* **TASK INSTRUCTIONS**
Read through the data and count the lines that contain the string "title"; give only the result.

* **GIVEN ENTRIES**
•••

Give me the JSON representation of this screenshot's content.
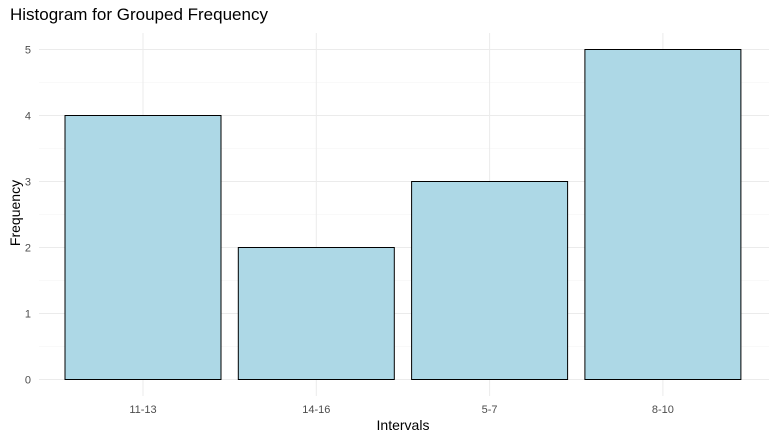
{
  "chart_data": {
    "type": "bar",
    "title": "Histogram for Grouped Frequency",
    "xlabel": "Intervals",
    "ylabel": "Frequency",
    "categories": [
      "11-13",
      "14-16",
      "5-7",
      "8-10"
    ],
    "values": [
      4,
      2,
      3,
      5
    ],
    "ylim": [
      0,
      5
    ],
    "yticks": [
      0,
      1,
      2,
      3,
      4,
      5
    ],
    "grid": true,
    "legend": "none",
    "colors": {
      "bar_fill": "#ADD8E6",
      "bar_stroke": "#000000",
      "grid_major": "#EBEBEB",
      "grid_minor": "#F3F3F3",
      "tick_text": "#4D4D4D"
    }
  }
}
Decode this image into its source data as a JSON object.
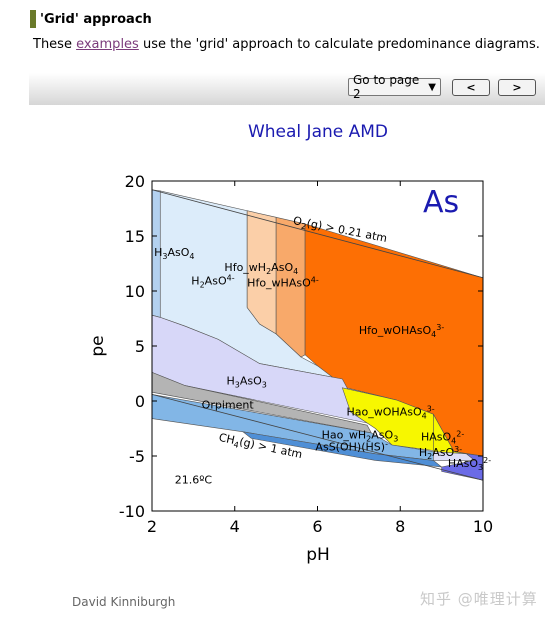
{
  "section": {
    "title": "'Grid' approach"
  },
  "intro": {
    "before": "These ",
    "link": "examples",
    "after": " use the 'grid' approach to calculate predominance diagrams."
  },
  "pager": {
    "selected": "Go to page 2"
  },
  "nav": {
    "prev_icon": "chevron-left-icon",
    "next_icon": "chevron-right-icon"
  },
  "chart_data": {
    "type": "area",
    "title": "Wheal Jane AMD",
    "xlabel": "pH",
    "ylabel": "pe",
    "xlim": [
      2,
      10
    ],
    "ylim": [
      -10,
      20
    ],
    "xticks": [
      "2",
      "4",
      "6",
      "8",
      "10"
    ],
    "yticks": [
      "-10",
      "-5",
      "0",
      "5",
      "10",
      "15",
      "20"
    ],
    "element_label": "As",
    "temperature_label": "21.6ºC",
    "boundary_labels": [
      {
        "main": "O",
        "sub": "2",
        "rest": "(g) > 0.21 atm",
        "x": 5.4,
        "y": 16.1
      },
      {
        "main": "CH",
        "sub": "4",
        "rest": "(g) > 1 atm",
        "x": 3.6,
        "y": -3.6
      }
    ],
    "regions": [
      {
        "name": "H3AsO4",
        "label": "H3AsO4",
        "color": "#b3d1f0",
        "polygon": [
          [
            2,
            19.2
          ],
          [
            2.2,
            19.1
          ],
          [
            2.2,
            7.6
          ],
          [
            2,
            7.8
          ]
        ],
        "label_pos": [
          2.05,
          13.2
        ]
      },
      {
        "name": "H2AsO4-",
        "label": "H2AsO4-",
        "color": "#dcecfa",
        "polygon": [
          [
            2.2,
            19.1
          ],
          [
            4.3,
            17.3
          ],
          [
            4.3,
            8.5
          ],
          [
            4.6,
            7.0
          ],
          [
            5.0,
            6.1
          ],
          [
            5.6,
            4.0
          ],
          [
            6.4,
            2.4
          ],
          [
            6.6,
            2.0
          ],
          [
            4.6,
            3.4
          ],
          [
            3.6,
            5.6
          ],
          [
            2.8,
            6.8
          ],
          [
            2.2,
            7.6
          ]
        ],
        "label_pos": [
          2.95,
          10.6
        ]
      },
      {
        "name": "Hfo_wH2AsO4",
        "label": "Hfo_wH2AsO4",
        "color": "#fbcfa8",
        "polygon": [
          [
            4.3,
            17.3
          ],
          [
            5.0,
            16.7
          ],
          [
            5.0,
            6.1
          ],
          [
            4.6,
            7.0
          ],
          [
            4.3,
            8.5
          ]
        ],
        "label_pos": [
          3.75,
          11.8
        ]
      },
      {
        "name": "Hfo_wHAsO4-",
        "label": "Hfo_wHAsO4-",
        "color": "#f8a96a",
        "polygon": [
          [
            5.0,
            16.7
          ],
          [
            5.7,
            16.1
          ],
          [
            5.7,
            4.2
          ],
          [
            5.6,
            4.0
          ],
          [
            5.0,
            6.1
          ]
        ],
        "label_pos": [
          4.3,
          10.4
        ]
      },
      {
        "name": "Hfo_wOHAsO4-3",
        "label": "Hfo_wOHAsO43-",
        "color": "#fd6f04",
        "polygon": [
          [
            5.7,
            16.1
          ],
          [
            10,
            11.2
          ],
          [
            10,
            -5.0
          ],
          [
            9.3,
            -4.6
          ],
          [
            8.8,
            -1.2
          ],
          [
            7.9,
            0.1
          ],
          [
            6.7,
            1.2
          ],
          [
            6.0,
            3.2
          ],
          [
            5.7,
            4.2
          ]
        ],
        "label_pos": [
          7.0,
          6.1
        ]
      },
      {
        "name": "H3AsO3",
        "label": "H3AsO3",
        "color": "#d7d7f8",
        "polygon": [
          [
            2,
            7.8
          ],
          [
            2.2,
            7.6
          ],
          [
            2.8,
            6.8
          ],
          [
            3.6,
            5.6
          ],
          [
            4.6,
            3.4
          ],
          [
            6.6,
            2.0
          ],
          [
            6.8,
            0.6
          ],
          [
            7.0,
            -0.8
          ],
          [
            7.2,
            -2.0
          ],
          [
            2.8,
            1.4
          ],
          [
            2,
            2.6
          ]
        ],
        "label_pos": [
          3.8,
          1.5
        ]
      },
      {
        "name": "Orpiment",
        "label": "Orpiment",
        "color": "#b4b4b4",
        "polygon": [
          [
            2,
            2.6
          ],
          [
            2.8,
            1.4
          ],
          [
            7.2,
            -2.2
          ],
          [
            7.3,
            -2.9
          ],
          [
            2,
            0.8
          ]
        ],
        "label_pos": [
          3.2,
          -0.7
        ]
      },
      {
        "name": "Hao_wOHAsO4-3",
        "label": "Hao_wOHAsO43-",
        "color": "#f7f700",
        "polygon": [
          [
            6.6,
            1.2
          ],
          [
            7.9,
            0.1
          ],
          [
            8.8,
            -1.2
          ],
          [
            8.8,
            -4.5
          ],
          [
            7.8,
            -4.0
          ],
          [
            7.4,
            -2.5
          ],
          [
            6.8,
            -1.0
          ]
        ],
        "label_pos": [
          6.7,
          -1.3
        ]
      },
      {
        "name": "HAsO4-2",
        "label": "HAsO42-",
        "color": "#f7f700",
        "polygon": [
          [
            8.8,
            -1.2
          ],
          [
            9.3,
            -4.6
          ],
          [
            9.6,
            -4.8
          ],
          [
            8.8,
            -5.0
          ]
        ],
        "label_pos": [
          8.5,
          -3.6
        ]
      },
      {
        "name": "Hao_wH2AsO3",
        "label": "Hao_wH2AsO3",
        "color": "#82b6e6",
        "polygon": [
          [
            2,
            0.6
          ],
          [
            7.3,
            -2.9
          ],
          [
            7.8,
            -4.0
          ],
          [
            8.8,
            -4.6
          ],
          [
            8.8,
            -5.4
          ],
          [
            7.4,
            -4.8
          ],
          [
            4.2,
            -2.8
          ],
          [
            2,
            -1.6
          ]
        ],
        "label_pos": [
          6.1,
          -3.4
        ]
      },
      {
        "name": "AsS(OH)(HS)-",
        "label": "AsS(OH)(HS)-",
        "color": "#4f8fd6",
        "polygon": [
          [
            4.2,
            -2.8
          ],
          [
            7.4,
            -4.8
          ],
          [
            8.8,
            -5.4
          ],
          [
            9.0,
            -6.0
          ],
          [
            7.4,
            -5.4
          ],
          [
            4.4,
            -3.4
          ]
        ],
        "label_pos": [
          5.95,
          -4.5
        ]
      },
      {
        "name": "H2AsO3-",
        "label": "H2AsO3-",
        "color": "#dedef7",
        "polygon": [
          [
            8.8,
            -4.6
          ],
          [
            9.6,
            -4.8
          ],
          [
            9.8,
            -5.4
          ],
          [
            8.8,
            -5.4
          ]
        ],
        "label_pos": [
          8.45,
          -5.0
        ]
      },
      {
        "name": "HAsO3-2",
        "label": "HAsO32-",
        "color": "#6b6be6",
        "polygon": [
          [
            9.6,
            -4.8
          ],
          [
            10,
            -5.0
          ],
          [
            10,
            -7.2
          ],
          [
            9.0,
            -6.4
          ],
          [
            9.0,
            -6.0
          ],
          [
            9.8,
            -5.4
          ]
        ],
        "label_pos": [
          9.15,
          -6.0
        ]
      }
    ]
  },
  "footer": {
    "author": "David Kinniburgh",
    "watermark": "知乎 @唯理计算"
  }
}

•••

* **SOLVED PROBLEM**
3